[BEGIN]

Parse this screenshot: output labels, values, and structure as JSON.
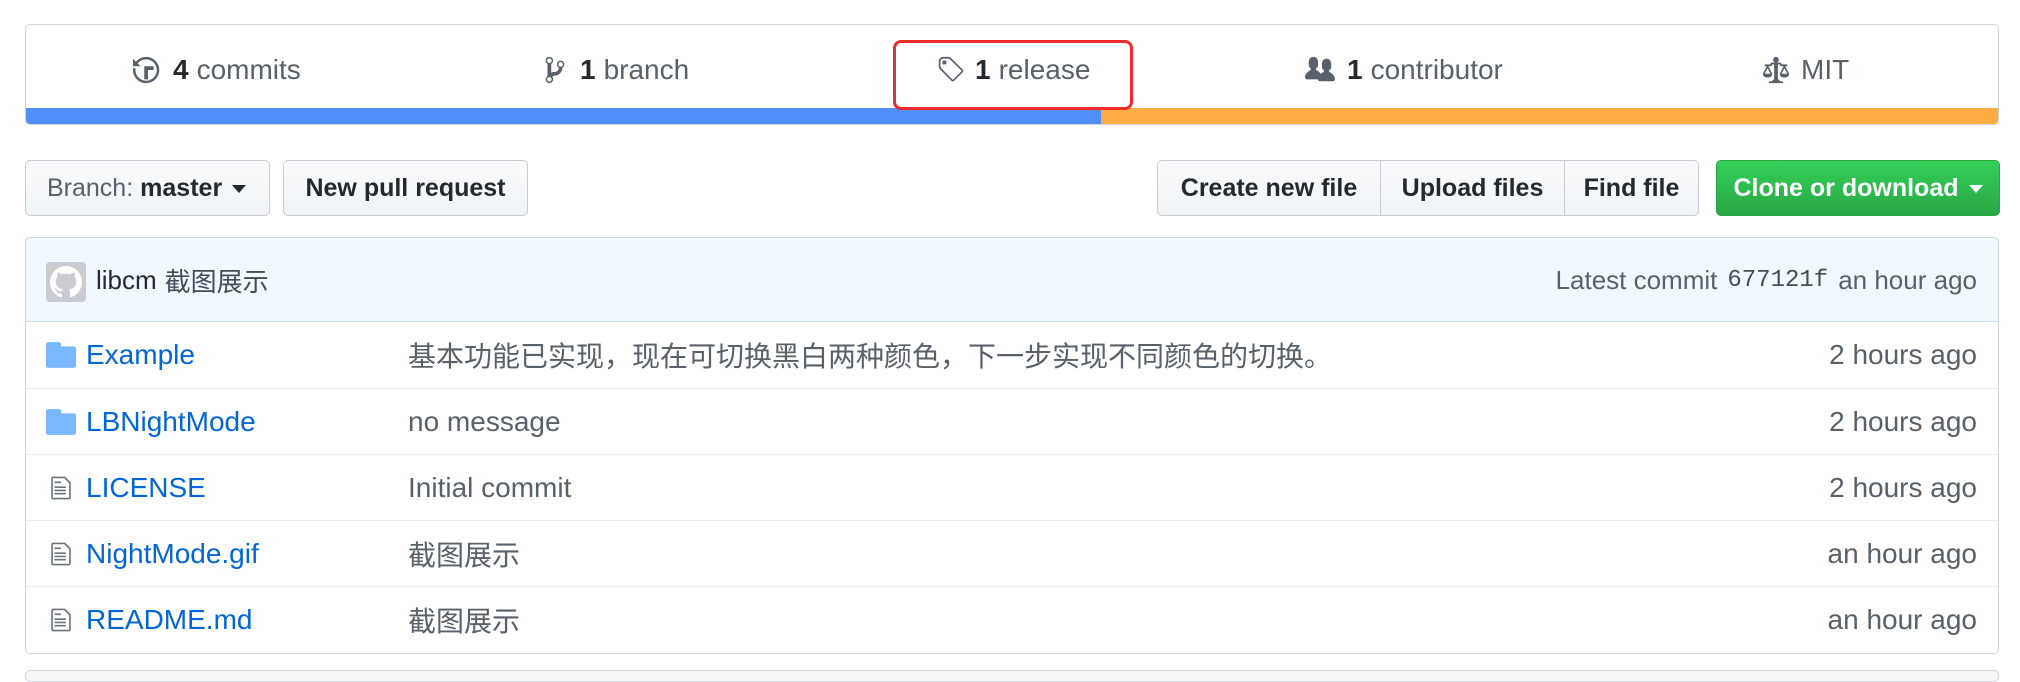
{
  "summary": {
    "commits": {
      "count": "4",
      "label": "commits",
      "icon": "history-icon"
    },
    "branches": {
      "count": "1",
      "label": "branch",
      "icon": "git-branch-icon"
    },
    "releases": {
      "count": "1",
      "label": "release",
      "icon": "tag-icon"
    },
    "contributors": {
      "count": "1",
      "label": "contributor",
      "icon": "people-icon"
    },
    "license": {
      "label": "MIT",
      "icon": "law-icon"
    },
    "languages": [
      {
        "color": "#4f8ff7",
        "fraction": 0.545
      },
      {
        "color": "#ffac45",
        "fraction": 0.455
      }
    ]
  },
  "toolbar": {
    "branch_prefix": "Branch:",
    "branch_name": "master",
    "new_pull_request": "New pull request",
    "create_new_file": "Create new file",
    "upload_files": "Upload files",
    "find_file": "Find file",
    "clone_or_download": "Clone or download"
  },
  "latest_commit": {
    "author": "libcm",
    "message": "截图展示",
    "prefix": "Latest commit",
    "sha": "677121f",
    "age": "an hour ago"
  },
  "files": [
    {
      "type": "folder",
      "name": "Example",
      "message": "基本功能已实现，现在可切换黑白两种颜色，下一步实现不同颜色的切换。",
      "age": "2 hours ago"
    },
    {
      "type": "folder",
      "name": "LBNightMode",
      "message": "no message",
      "age": "2 hours ago"
    },
    {
      "type": "file",
      "name": "LICENSE",
      "message": "Initial commit",
      "age": "2 hours ago"
    },
    {
      "type": "file",
      "name": "NightMode.gif",
      "message": "截图展示",
      "age": "an hour ago"
    },
    {
      "type": "file",
      "name": "README.md",
      "message": "截图展示",
      "age": "an hour ago"
    }
  ],
  "colors": {
    "link": "#0366d6",
    "highlight": "#ef2b2b",
    "clone_green": "#28a745"
  }
}
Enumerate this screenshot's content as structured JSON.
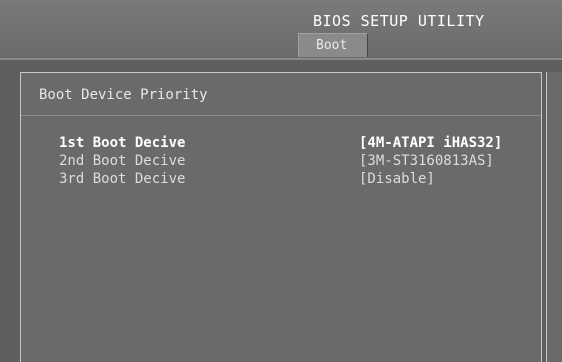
{
  "header": {
    "title": "BIOS SETUP UTILITY",
    "active_tab": "Boot"
  },
  "section": {
    "title": "Boot Device Priority"
  },
  "boot_devices": [
    {
      "label": "1st Boot Decive",
      "value": "[4M-ATAPI iHAS32]",
      "selected": true
    },
    {
      "label": "2nd Boot Decive",
      "value": "[3M-ST3160813AS]",
      "selected": false
    },
    {
      "label": "3rd Boot Decive",
      "value": "[Disable]",
      "selected": false
    }
  ],
  "colors": {
    "background": "#5f5f5f",
    "panel": "#6a6a6a",
    "border": "#c8c8c8",
    "text": "#f2f2f2"
  }
}
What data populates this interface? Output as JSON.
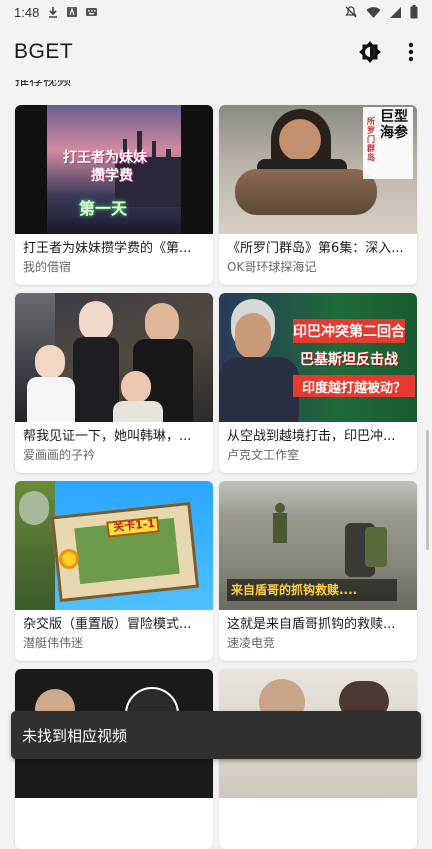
{
  "status": {
    "time": "1:48"
  },
  "app": {
    "title": "BGET"
  },
  "section": {
    "title": "推荐视频"
  },
  "videos": [
    {
      "title": "打王者为妹妹攒学费的《第...",
      "author": "我的借宿",
      "overlay": [
        "打王者为妹妹",
        "攒学费",
        "第一天"
      ]
    },
    {
      "title": "《所罗门群岛》第6集：深入...",
      "author": "OK哥环球探海记",
      "overlay": [
        "巨型海参",
        "所罗门群岛"
      ]
    },
    {
      "title": "帮我见证一下，她叫韩琳，...",
      "author": "爱画画的子衿",
      "overlay": []
    },
    {
      "title": "从空战到越境打击，印巴冲...",
      "author": "卢克文工作室",
      "overlay": [
        "印巴冲突第二回合",
        "巴基斯坦反击战",
        "印度越打越被动？"
      ]
    },
    {
      "title": "杂交版（重置版）冒险模式...",
      "author": "潜艇伟伟迷",
      "overlay": [
        "关卡1-1"
      ]
    },
    {
      "title": "这就是来自盾哥抓钩的救赎...",
      "author": "速凌电竞",
      "overlay": [
        "来自盾哥的抓钩救赎...."
      ]
    },
    {
      "title": "",
      "author": "",
      "overlay": []
    },
    {
      "title": "",
      "author": "",
      "overlay": []
    }
  ],
  "snackbar": {
    "message": "未找到相应视频"
  },
  "colors": {
    "background": "#f3f3f3",
    "card": "#ffffff",
    "snackbar": "#303030"
  }
}
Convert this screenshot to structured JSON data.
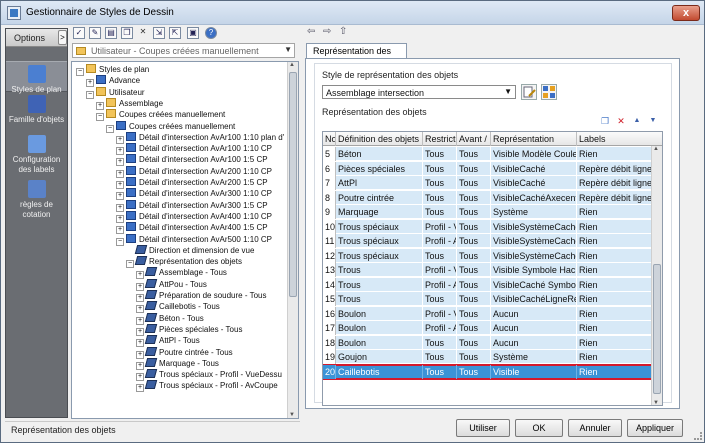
{
  "window": {
    "title": "Gestionnaire de Styles de Dessin",
    "close_glyph": "x"
  },
  "left_panel": {
    "options_label": "Options",
    "options_btn": ">",
    "items": [
      {
        "label": "Styles de plan",
        "icon": "styles-plan-icon",
        "selected": true
      },
      {
        "label": "Famille d'objets",
        "icon": "famille-objets-icon",
        "selected": false
      },
      {
        "label": "Configuration des labels",
        "icon": "labels-config-icon",
        "selected": false
      },
      {
        "label": "règles de cotation",
        "icon": "cotation-rules-icon",
        "selected": false
      }
    ]
  },
  "toolbar": {
    "buttons": [
      "new-icon",
      "edit-icon",
      "copy-icon",
      "paste-icon",
      "delete-icon",
      "import-icon",
      "export-icon",
      "purge-icon",
      "help-icon"
    ],
    "glyphs": [
      "✓",
      "✎",
      "▤",
      "❐",
      "✕",
      "⇲",
      "⇱",
      "▣",
      "?"
    ],
    "nav_glyphs": [
      "⇦",
      "⇨",
      "⇧"
    ]
  },
  "filter_combo": {
    "value": "Utilisateur - Coupes créées manuellement",
    "arrow": "▼"
  },
  "tree": [
    {
      "label": "Styles de plan",
      "level": 0,
      "icon": "fold",
      "exp": "−"
    },
    {
      "label": "Advance",
      "level": 1,
      "icon": "blue",
      "exp": "+"
    },
    {
      "label": "Utilisateur",
      "level": 1,
      "icon": "fold",
      "exp": "−"
    },
    {
      "label": "Assemblage",
      "level": 2,
      "icon": "fold",
      "exp": "+"
    },
    {
      "label": "Coupes créées manuellement",
      "level": 2,
      "icon": "fold",
      "exp": "−"
    },
    {
      "label": "Coupes créées manuellement",
      "level": 3,
      "icon": "blue",
      "exp": "−"
    },
    {
      "label": "Détail d'intersection AvAr100 1:10 plan d'",
      "level": 4,
      "icon": "blue",
      "exp": "+"
    },
    {
      "label": "Détail d'intersection AvAr100 1:10 CP",
      "level": 4,
      "icon": "blue",
      "exp": "+"
    },
    {
      "label": "Détail d'intersection AvAr100 1:5 CP",
      "level": 4,
      "icon": "blue",
      "exp": "+"
    },
    {
      "label": "Détail d'intersection AvAr200 1:10 CP",
      "level": 4,
      "icon": "blue",
      "exp": "+"
    },
    {
      "label": "Détail d'intersection AvAr200 1:5 CP",
      "level": 4,
      "icon": "blue",
      "exp": "+"
    },
    {
      "label": "Détail d'intersection AvAr300 1:10 CP",
      "level": 4,
      "icon": "blue",
      "exp": "+"
    },
    {
      "label": "Détail d'intersection AvAr300 1:5 CP",
      "level": 4,
      "icon": "blue",
      "exp": "+"
    },
    {
      "label": "Détail d'intersection AvAr400 1:10 CP",
      "level": 4,
      "icon": "blue",
      "exp": "+"
    },
    {
      "label": "Détail d'intersection AvAr400 1:5 CP",
      "level": 4,
      "icon": "blue",
      "exp": "+"
    },
    {
      "label": "Détail d'intersection AvAr500 1:10 CP",
      "level": 4,
      "icon": "blue",
      "exp": "−"
    },
    {
      "label": "Direction et dimension de vue",
      "level": 5,
      "icon": "dim",
      "exp": ""
    },
    {
      "label": "Représentation des objets",
      "level": 5,
      "icon": "dim",
      "exp": "−"
    },
    {
      "label": "Assemblage - Tous",
      "level": 6,
      "icon": "dim",
      "exp": "+"
    },
    {
      "label": "AttPou - Tous",
      "level": 6,
      "icon": "dim",
      "exp": "+"
    },
    {
      "label": "Préparation de soudure - Tous",
      "level": 6,
      "icon": "dim",
      "exp": "+"
    },
    {
      "label": "Caillebotis - Tous",
      "level": 6,
      "icon": "dim",
      "exp": "+"
    },
    {
      "label": "Béton - Tous",
      "level": 6,
      "icon": "dim",
      "exp": "+"
    },
    {
      "label": "Pièces spéciales - Tous",
      "level": 6,
      "icon": "dim",
      "exp": "+"
    },
    {
      "label": "AttPl - Tous",
      "level": 6,
      "icon": "dim",
      "exp": "+"
    },
    {
      "label": "Poutre cintrée - Tous",
      "level": 6,
      "icon": "dim",
      "exp": "+"
    },
    {
      "label": "Marquage - Tous",
      "level": 6,
      "icon": "dim",
      "exp": "+"
    },
    {
      "label": "Trous spéciaux - Profil - VueDessu",
      "level": 6,
      "icon": "dim",
      "exp": "+"
    },
    {
      "label": "Trous spéciaux - Profil - AvCoupe",
      "level": 6,
      "icon": "dim",
      "exp": "+"
    }
  ],
  "tab": {
    "label": "Représentation des objets"
  },
  "style_section": {
    "label": "Style de représentation des objets",
    "value": "Assemblage intersection",
    "arrow": "▼"
  },
  "table_section": {
    "label": "Représentation des objets",
    "action_glyphs": [
      "❐",
      "✕",
      "▲",
      "▼"
    ],
    "columns": [
      "No",
      "Définition des objets",
      "Restricti",
      "Avant /",
      "Représentation",
      "Labels"
    ],
    "rows": [
      {
        "no": "5",
        "def": "Béton",
        "restr": "Tous",
        "avant": "Tous",
        "repr": "Visible Modèle Couleu",
        "labels": "Rien"
      },
      {
        "no": "6",
        "def": "Pièces spéciales",
        "restr": "Tous",
        "avant": "Tous",
        "repr": "VisibleCaché",
        "labels": "Repère débit ligne de"
      },
      {
        "no": "7",
        "def": "AttPl",
        "restr": "Tous",
        "avant": "Tous",
        "repr": "VisibleCaché",
        "labels": "Repère débit ligne de"
      },
      {
        "no": "8",
        "def": "Poutre cintrée",
        "restr": "Tous",
        "avant": "Tous",
        "repr": "VisibleCachéAxecentra",
        "labels": "Repère débit ligne de"
      },
      {
        "no": "9",
        "def": "Marquage",
        "restr": "Tous",
        "avant": "Tous",
        "repr": "Système",
        "labels": "Rien"
      },
      {
        "no": "10",
        "def": "Trous spéciaux",
        "restr": "Profil - V",
        "avant": "Tous",
        "repr": "VisibleSystèmeCaché",
        "labels": "Rien"
      },
      {
        "no": "11",
        "def": "Trous spéciaux",
        "restr": "Profil - A",
        "avant": "Tous",
        "repr": "VisibleSystèmeCaché",
        "labels": "Rien"
      },
      {
        "no": "12",
        "def": "Trous spéciaux",
        "restr": "Tous",
        "avant": "Tous",
        "repr": "VisibleSystèmeCaché",
        "labels": "Rien"
      },
      {
        "no": "13",
        "def": "Trous",
        "restr": "Profil - V",
        "avant": "Tous",
        "repr": "Visible Symbole Hach",
        "labels": "Rien"
      },
      {
        "no": "14",
        "def": "Trous",
        "restr": "Profil - A",
        "avant": "Tous",
        "repr": "VisibleCaché Symbole",
        "labels": "Rien"
      },
      {
        "no": "15",
        "def": "Trous",
        "restr": "Tous",
        "avant": "Tous",
        "repr": "VisibleCachéLigneRef",
        "labels": "Rien"
      },
      {
        "no": "16",
        "def": "Boulon",
        "restr": "Profil - V",
        "avant": "Tous",
        "repr": "Aucun",
        "labels": "Rien"
      },
      {
        "no": "17",
        "def": "Boulon",
        "restr": "Profil - A",
        "avant": "Tous",
        "repr": "Aucun",
        "labels": "Rien"
      },
      {
        "no": "18",
        "def": "Boulon",
        "restr": "Tous",
        "avant": "Tous",
        "repr": "Aucun",
        "labels": "Rien"
      },
      {
        "no": "19",
        "def": "Goujon",
        "restr": "Tous",
        "avant": "Tous",
        "repr": "Système",
        "labels": "Rien"
      },
      {
        "no": "20",
        "def": "Caillebotis",
        "restr": "Tous",
        "avant": "Tous",
        "repr": "Visible",
        "labels": "Rien",
        "selected": true
      }
    ]
  },
  "status": {
    "text": "Représentation des objets"
  },
  "buttons": {
    "use": "Utiliser",
    "ok": "OK",
    "cancel": "Annuler",
    "apply": "Appliquer"
  },
  "colors": {
    "selection": "#3b93d7",
    "highlight_border": "#d4192c",
    "row_bg": "#d7e9f7"
  }
}
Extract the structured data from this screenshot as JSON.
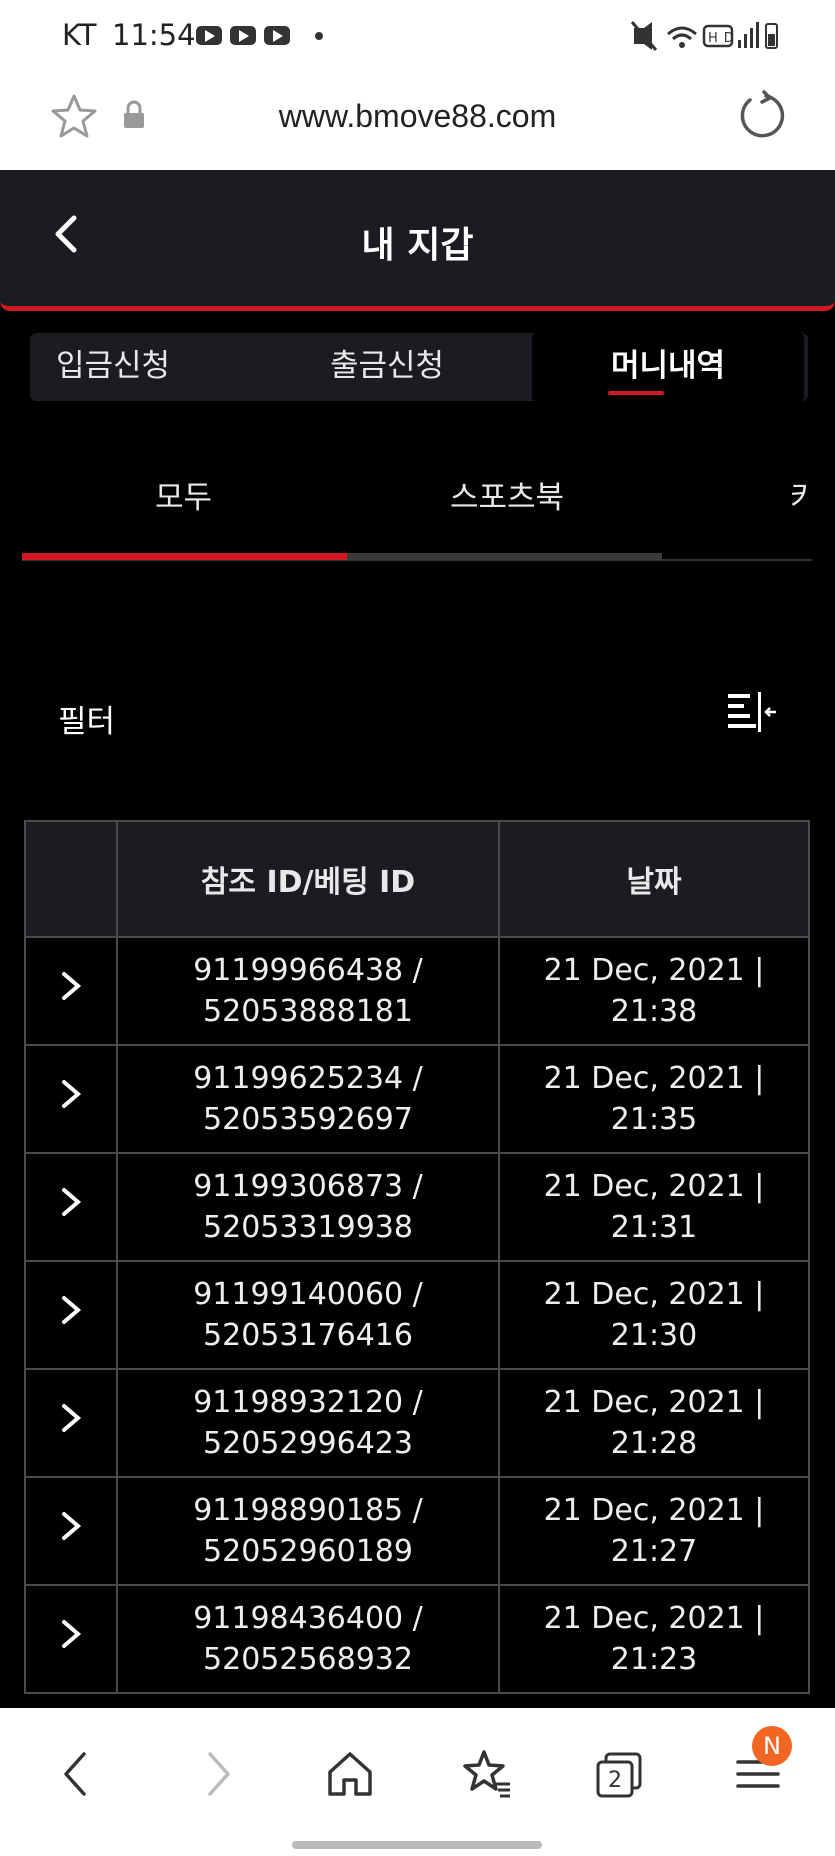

[END]

- **Your task**: Read the data above. Pull out each line in which the string "Decive" appears.

- **Complete output**:
      "label": "1st Boot Decive",
      "label": "2nd Boot Decive",
      "label": "3rd Boot Decive",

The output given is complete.